## begin

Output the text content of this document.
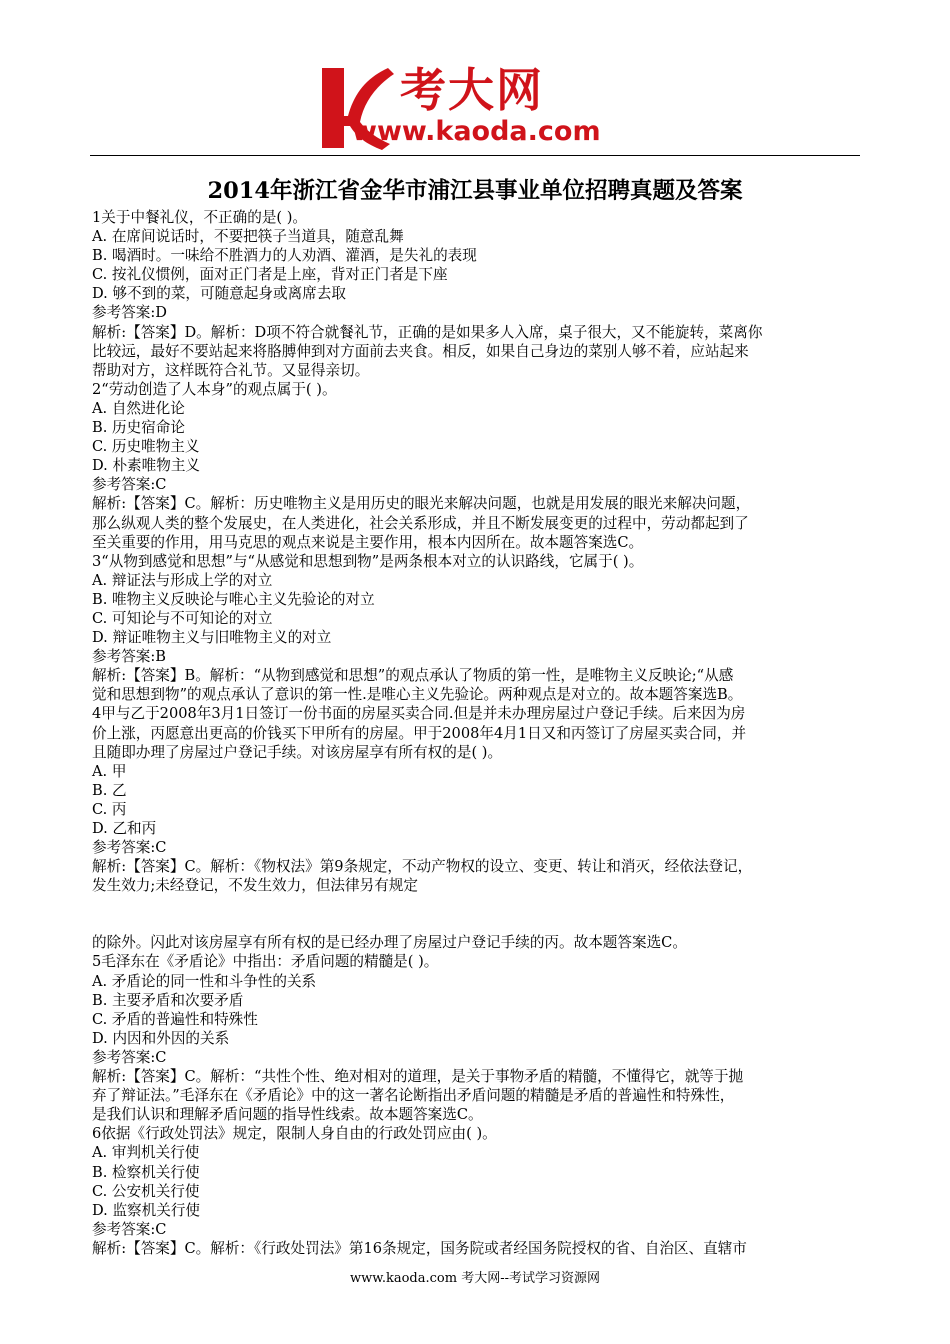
考大网
www.kaoda.com
2014年浙江省金华市浦江县事业单位招聘真题及答案

1关于中餐礼仪，不正确的是( )。

A. 在席间说话时，不要把筷子当道具，随意乱舞

B. 喝酒时。一味给不胜酒力的人劝酒、灌酒，是失礼的表现

C. 按礼仪惯例，面对正门者是上座，背对正门者是下座

D. 够不到的菜，可随意起身或离席去取

参考答案:D

解析:【答案】D。解析：D项不符合就餐礼节，正确的是如果多人入席，桌子很大，又不能旋转，菜离你

比较远，最好不要站起来将胳膊伸到对方面前去夹食。相反，如果自己身边的菜别人够不着，应站起来

帮助对方，这样既符合礼节。又显得亲切。

2“劳动创造了人本身”的观点属于( )。

A. 自然进化论

B. 历史宿命论

C. 历史唯物主义

D. 朴素唯物主义

参考答案:C

解析:【答案】C。解析：历史唯物主义是用历史的眼光来解决问题，也就是用发展的眼光来解决问题，

那么纵观人类的整个发展史，在人类进化，社会关系形成，并且不断发展变更的过程中，劳动都起到了

至关重要的作用，用马克思的观点来说是主要作用，根本内因所在。故本题答案选C。

3“从物到感觉和思想”与“从感觉和思想到物”是两条根本对立的认识路线，它属于( )。

A. 辩证法与形成上学的对立

B. 唯物主义反映论与唯心主义先验论的对立

C. 可知论与不可知论的对立

D. 辩证唯物主义与旧唯物主义的对立

参考答案:B

解析:【答案】B。解析：“从物到感觉和思想”的观点承认了物质的第一性，是唯物主义反映论;“从感

觉和思想到物”的观点承认了意识的第一性.是唯心主义先验论。两种观点是对立的。故本题答案选B。

4甲与乙于2008年3月1日签订一份书面的房屋买卖合同.但是并未办理房屋过户登记手续。后来因为房

价上涨，丙愿意出更高的价钱买下甲所有的房屋。甲于2008年4月1日又和丙签订了房屋买卖合同，并

且随即办理了房屋过户登记手续。对该房屋享有所有权的是( )。

A. 甲

B. 乙

C. 丙

D. 乙和丙

参考答案:C

解析:【答案】C。解析：《物权法》第9条规定，不动产物权的设立、变更、转让和消灭，经依法登记，

发生效力;未经登记，不发生效力，但法律另有规定

的除外。闪此对该房屋享有所有权的是已经办理了房屋过户登记手续的丙。故本题答案选C。

5毛泽东在《矛盾论》中指出：矛盾问题的精髓是( )。

A. 矛盾论的同一性和斗争性的关系

B. 主要矛盾和次要矛盾

C. 矛盾的普遍性和特殊性

D. 内因和外因的关系

参考答案:C

解析:【答案】C。解析：“共性个性、绝对相对的道理，是关于事物矛盾的精髓，不懂得它，就等于抛

弃了辩证法。”毛泽东在《矛盾论》中的这一著名论断指出矛盾问题的精髓是矛盾的普遍性和特殊性，

是我们认识和理解矛盾问题的指导性线索。故本题答案选C。

6依据《行政处罚法》规定，限制人身自由的行政处罚应由( )。

A. 审判机关行使

B. 检察机关行使

C. 公安机关行使

D. 监察机关行使

参考答案:C

解析:【答案】C。解析：《行政处罚法》第16条规定，国务院或者经国务院授权的省、自治区、直辖市

www.kaoda.com 考大网--考试学习资源网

## end

* [DIRECTIVE]:
Each line in the data that holds the string "故本题答案选C" should be found and copied.

* [TASK RESULT]:
至关重要的作用，用马克思的观点来说是主要作用，根本内因所在。故本题答案选C。
的除外。闪此对该房屋享有所有权的是已经办理了房屋过户登记手续的丙。故本题答案选C。
是我们认识和理解矛盾问题的指导性线索。故本题答案选C。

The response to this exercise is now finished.